Would you return the complete listing below word for word?

Saved entries
╭──

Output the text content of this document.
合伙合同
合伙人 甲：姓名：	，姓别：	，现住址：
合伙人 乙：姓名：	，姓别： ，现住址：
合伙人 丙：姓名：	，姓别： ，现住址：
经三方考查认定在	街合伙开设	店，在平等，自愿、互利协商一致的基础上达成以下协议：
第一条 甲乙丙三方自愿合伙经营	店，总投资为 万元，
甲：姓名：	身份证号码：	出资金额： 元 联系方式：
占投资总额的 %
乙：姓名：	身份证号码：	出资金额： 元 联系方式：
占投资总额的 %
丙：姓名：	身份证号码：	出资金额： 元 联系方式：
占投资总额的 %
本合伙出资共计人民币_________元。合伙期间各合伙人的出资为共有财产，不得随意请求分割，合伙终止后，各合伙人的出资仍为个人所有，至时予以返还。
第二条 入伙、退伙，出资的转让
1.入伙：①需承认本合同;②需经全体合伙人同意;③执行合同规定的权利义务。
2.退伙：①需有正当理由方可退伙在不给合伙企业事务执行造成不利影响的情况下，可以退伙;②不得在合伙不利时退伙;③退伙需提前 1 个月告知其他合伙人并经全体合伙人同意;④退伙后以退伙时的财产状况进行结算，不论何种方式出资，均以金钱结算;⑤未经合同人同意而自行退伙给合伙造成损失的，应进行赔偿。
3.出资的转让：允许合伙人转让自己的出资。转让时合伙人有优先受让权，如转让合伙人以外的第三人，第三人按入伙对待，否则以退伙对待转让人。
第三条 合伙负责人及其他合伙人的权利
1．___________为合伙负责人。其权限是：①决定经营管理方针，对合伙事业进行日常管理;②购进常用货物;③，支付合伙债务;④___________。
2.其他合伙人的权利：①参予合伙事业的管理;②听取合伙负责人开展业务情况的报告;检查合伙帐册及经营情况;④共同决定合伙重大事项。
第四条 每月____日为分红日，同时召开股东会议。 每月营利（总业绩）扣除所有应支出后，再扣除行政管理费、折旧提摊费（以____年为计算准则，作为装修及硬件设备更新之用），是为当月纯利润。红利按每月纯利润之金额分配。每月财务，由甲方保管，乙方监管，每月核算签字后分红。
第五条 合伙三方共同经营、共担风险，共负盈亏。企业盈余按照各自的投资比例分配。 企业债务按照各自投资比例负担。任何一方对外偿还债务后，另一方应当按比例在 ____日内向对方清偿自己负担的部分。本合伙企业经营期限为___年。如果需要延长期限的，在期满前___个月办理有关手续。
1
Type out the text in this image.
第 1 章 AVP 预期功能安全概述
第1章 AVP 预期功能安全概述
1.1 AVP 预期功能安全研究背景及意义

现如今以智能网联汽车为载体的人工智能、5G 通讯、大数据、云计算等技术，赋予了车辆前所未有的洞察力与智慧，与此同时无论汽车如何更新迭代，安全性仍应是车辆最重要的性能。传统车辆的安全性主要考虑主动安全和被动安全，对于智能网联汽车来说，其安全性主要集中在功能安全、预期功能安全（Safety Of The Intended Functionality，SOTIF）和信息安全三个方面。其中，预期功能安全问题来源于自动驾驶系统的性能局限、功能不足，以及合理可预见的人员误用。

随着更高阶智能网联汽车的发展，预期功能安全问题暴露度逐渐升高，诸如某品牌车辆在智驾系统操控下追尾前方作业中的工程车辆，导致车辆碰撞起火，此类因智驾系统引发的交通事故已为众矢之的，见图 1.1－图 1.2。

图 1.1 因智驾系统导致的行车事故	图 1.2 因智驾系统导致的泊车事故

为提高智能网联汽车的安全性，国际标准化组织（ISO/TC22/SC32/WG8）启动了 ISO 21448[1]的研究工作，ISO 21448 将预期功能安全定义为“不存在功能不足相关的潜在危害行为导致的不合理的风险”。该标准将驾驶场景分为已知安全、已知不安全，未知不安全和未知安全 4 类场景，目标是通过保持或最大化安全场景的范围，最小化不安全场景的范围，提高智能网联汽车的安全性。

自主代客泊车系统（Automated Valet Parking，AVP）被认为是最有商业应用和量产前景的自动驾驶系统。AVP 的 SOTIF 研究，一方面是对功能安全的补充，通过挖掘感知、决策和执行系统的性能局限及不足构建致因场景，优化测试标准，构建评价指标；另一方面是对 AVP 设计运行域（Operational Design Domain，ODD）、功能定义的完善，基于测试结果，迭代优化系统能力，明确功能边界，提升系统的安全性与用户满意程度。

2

╰──

**TASK SOLUTION:**
Output the text content of this document.
合伙合同
合伙人 甲：姓名：	，姓别：	，现住址：
合伙人 乙：姓名：	，姓别： ，现住址：
合伙人 丙：姓名：	，姓别： ，现住址：
经三方考查认定在	街合伙开设	店，在平等，自愿、互利协商一致的基础上达成以下协议：
第一条 甲乙丙三方自愿合伙经营	店，总投资为 万元，
甲：姓名：	身份证号码：	出资金额： 元 联系方式：
占投资总额的 %
乙：姓名：	身份证号码：	出资金额： 元 联系方式：
占投资总额的 %
丙：姓名：	身份证号码：	出资金额： 元 联系方式：
占投资总额的 %
本合伙出资共计人民币_________元。合伙期间各合伙人的出资为共有财产，不得随意请求分割，合伙终止后，各合伙人的出资仍为个人所有，至时予以返还。
第二条 入伙、退伙，出资的转让
1.入伙：①需承认本合同;②需经全体合伙人同意;③执行合同规定的权利义务。
2.退伙：①需有正当理由方可退伙在不给合伙企业事务执行造成不利影响的情况下，可以退伙;②不得在合伙不利时退伙;③退伙需提前 1 个月告知其他合伙人并经全体合伙人同意;④退伙后以退伙时的财产状况进行结算，不论何种方式出资，均以金钱结算;⑤未经合同人同意而自行退伙给合伙造成损失的，应进行赔偿。
3.出资的转让：允许合伙人转让自己的出资。转让时合伙人有优先受让权，如转让合伙人以外的第三人，第三人按入伙对待，否则以退伙对待转让人。
第三条 合伙负责人及其他合伙人的权利
1．___________为合伙负责人。其权限是：①决定经营管理方针，对合伙事业进行日常管理;②购进常用货物;③，支付合伙债务;④___________。
2.其他合伙人的权利：①参予合伙事业的管理;②听取合伙负责人开展业务情况的报告;检查合伙帐册及经营情况;④共同决定合伙重大事项。
第四条 每月____日为分红日，同时召开股东会议。 每月营利（总业绩）扣除所有应支出后，再扣除行政管理费、折旧提摊费（以____年为计算准则，作为装修及硬件设备更新之用），是为当月纯利润。红利按每月纯利润之金额分配。每月财务，由甲方保管，乙方监管，每月核算签字后分红。
第五条 合伙三方共同经营、共担风险，共负盈亏。企业盈余按照各自的投资比例分配。 企业债务按照各自投资比例负担。任何一方对外偿还债务后，另一方应当按比例在 ____日内向对方清偿自己负担的部分。本合伙企业经营期限为___年。如果需要延长期限的，在期满前___个月办理有关手续。
1
Type out the text in this image.
第 1 章 AVP 预期功能安全概述
第1章 AVP 预期功能安全概述
1.1 AVP 预期功能安全研究背景及意义

现如今以智能网联汽车为载体的人工智能、5G 通讯、大数据、云计算等技术，赋予了车辆前所未有的洞察力与智慧，与此同时无论汽车如何更新迭代，安全性仍应是车辆最重要的性能。传统车辆的安全性主要考虑主动安全和被动安全，对于智能网联汽车来说，其安全性主要集中在功能安全、预期功能安全（Safety Of The Intended Functionality，SOTIF）和信息安全三个方面。其中，预期功能安全问题来源于自动驾驶系统的性能局限、功能不足，以及合理可预见的人员误用。

随着更高阶智能网联汽车的发展，预期功能安全问题暴露度逐渐升高，诸如某品牌车辆在智驾系统操控下追尾前方作业中的工程车辆，导致车辆碰撞起火，此类因智驾系统引发的交通事故已为众矢之的，见图 1.1－图 1.2。

图 1.1 因智驾系统导致的行车事故	图 1.2 因智驾系统导致的泊车事故

为提高智能网联汽车的安全性，国际标准化组织（ISO/TC22/SC32/WG8）启动了 ISO 21448[1]的研究工作，ISO 21448 将预期功能安全定义为“不存在功能不足相关的潜在危害行为导致的不合理的风险”。该标准将驾驶场景分为已知安全、已知不安全，未知不安全和未知安全 4 类场景，目标是通过保持或最大化安全场景的范围，最小化不安全场景的范围，提高智能网联汽车的安全性。

自主代客泊车系统（Automated Valet Parking，AVP）被认为是最有商业应用和量产前景的自动驾驶系统。AVP 的 SOTIF 研究，一方面是对功能安全的补充，通过挖掘感知、决策和执行系统的性能局限及不足构建致因场景，优化测试标准，构建评价指标；另一方面是对 AVP 设计运行域（Operational Design Domain，ODD）、功能定义的完善，基于测试结果，迭代优化系统能力，明确功能边界，提升系统的安全性与用户满意程度。

2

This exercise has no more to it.